### Dataset entries
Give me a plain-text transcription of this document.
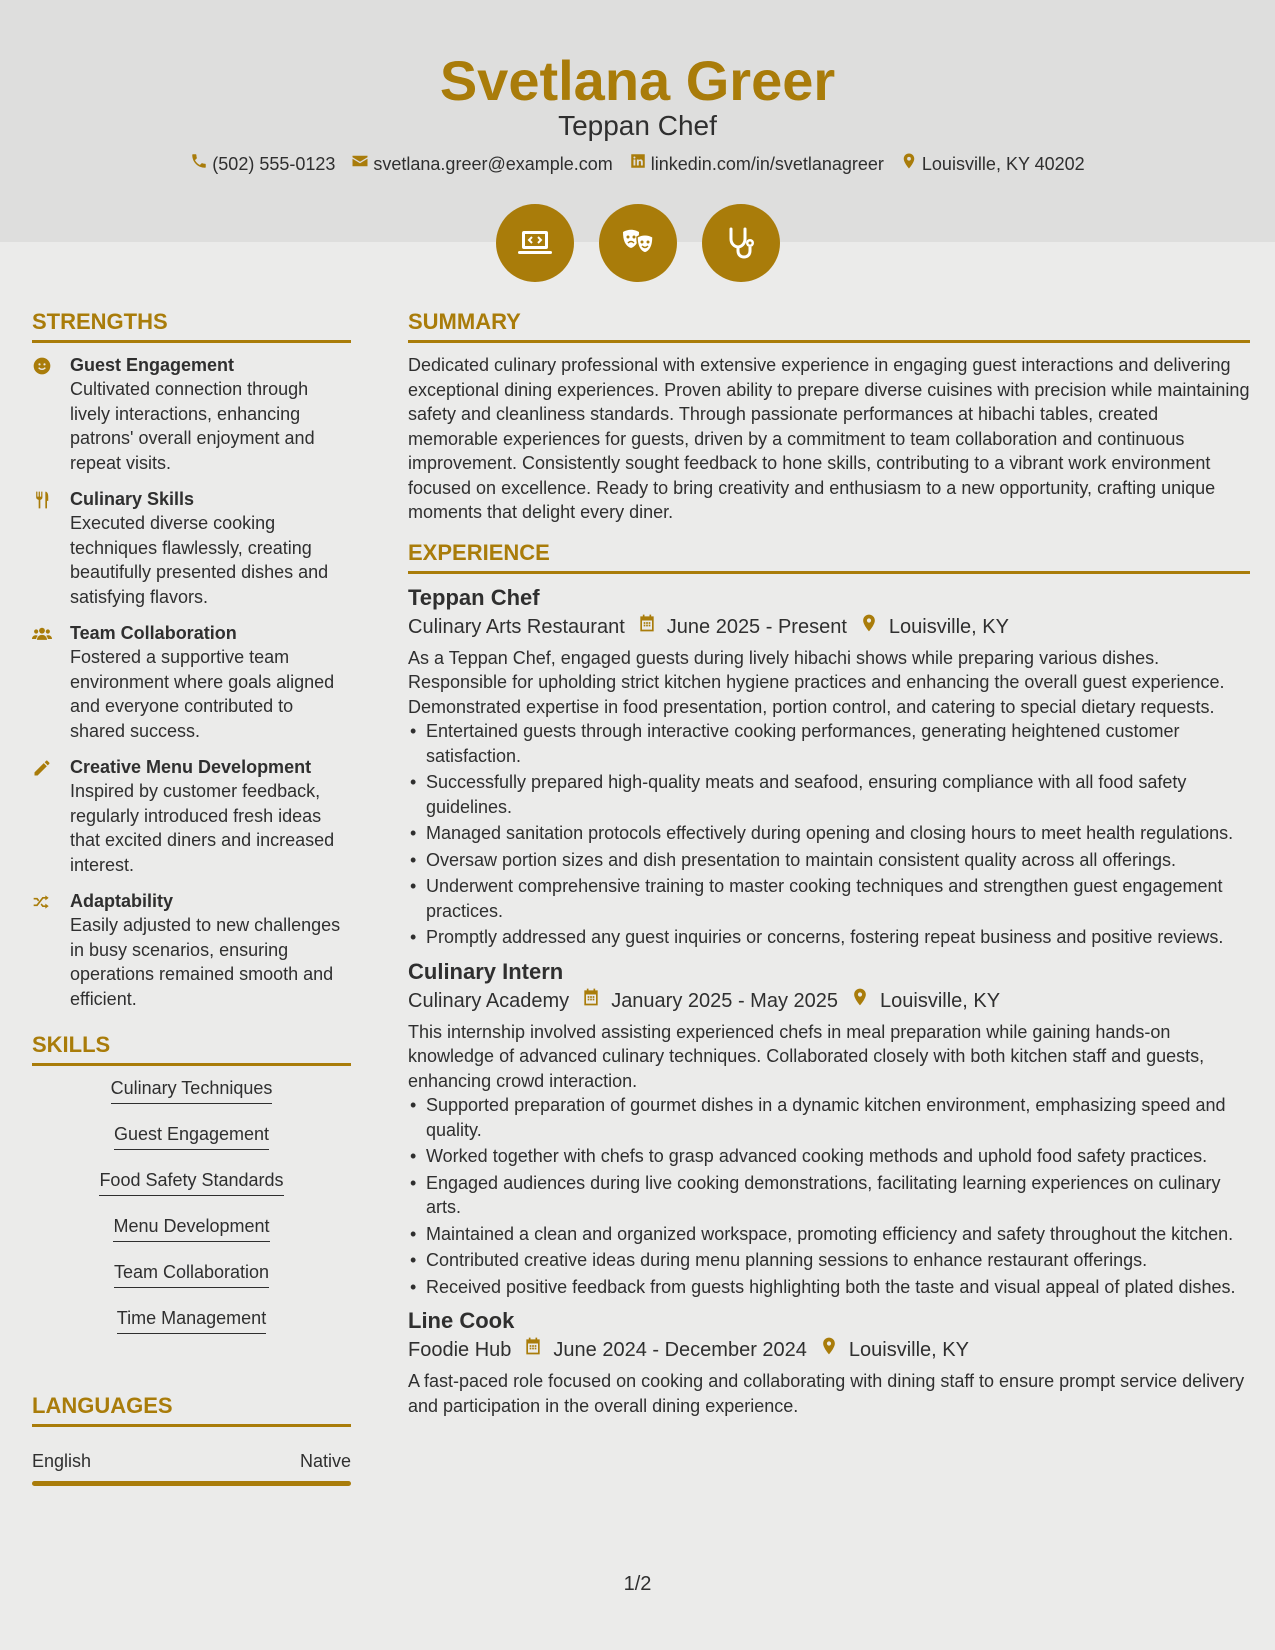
Svetlana Greer
Teppan Chef
(502) 555-0123 svetlana.greer@example.com linkedin.com/in/svetlanagreer Louisville, KY 40202
STRENGTHS
Guest Engagement
Cultivated connection through lively interactions, enhancing patrons' overall enjoyment and repeat visits.
Culinary Skills
Executed diverse cooking techniques flawlessly, creating beautifully presented dishes and satisfying flavors.
Team Collaboration
Fostered a supportive team environment where goals aligned and everyone contributed to shared success.
Creative Menu Development
Inspired by customer feedback, regularly introduced fresh ideas that excited diners and increased interest.
Adaptability
Easily adjusted to new challenges in busy scenarios, ensuring operations remained smooth and efficient.
SKILLS
Culinary Techniques
Guest Engagement
Food Safety Standards
Menu Development
Team Collaboration
Time Management
LANGUAGES
English	Native
SUMMARY

Dedicated culinary professional with extensive experience in engaging guest interactions and delivering exceptional dining experiences. Proven ability to prepare diverse cuisines with precision while maintaining safety and cleanliness standards. Through passionate performances at hibachi tables, created memorable experiences for guests, driven by a commitment to team collaboration and continuous improvement. Consistently sought feedback to hone skills, contributing to a vibrant work environment focused on excellence. Ready to bring creativity and enthusiasm to a new opportunity, crafting unique moments that delight every diner.

EXPERIENCE
Teppan Chef
Culinary Arts Restaurant June 2025 - Present Louisville, KY

As a Teppan Chef, engaged guests during lively hibachi shows while preparing various dishes. Responsible for upholding strict kitchen hygiene practices and enhancing the overall guest experience. Demonstrated expertise in food presentation, portion control, and catering to special dietary requests.

• Entertained guests through interactive cooking performances, generating heightened customer satisfaction.
• Successfully prepared high-quality meats and seafood, ensuring compliance with all food safety guidelines.
• Managed sanitation protocols effectively during opening and closing hours to meet health regulations.
• Oversaw portion sizes and dish presentation to maintain consistent quality across all offerings.
• Underwent comprehensive training to master cooking techniques and strengthen guest engagement practices.
• Promptly addressed any guest inquiries or concerns, fostering repeat business and positive reviews.
Culinary Intern
Culinary Academy January 2025 - May 2025 Louisville, KY

This internship involved assisting experienced chefs in meal preparation while gaining hands-on knowledge of advanced culinary techniques. Collaborated closely with both kitchen staff and guests, enhancing crowd interaction.

• Supported preparation of gourmet dishes in a dynamic kitchen environment, emphasizing speed and quality.
• Worked together with chefs to grasp advanced cooking methods and uphold food safety practices.
• Engaged audiences during live cooking demonstrations, facilitating learning experiences on culinary arts.
• Maintained a clean and organized workspace, promoting efficiency and safety throughout the kitchen.
• Contributed creative ideas during menu planning sessions to enhance restaurant offerings.
• Received positive feedback from guests highlighting both the taste and visual appeal of plated dishes.
Line Cook
Foodie Hub June 2024 - December 2024 Louisville, KY

A fast-paced role focused on cooking and collaborating with dining staff to ensure prompt service delivery and participation in the overall dining experience.

1/2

### What you are asked to do
Identify the lines of the data that contain the word "quality". Copy each of them.

### Full answer
• Successfully prepared high-quality meats and seafood, ensuring compliance with all food safety guidelines.
• Oversaw portion sizes and dish presentation to maintain consistent quality across all offerings.
• Supported preparation of gourmet dishes in a dynamic kitchen environment, emphasizing speed and quality.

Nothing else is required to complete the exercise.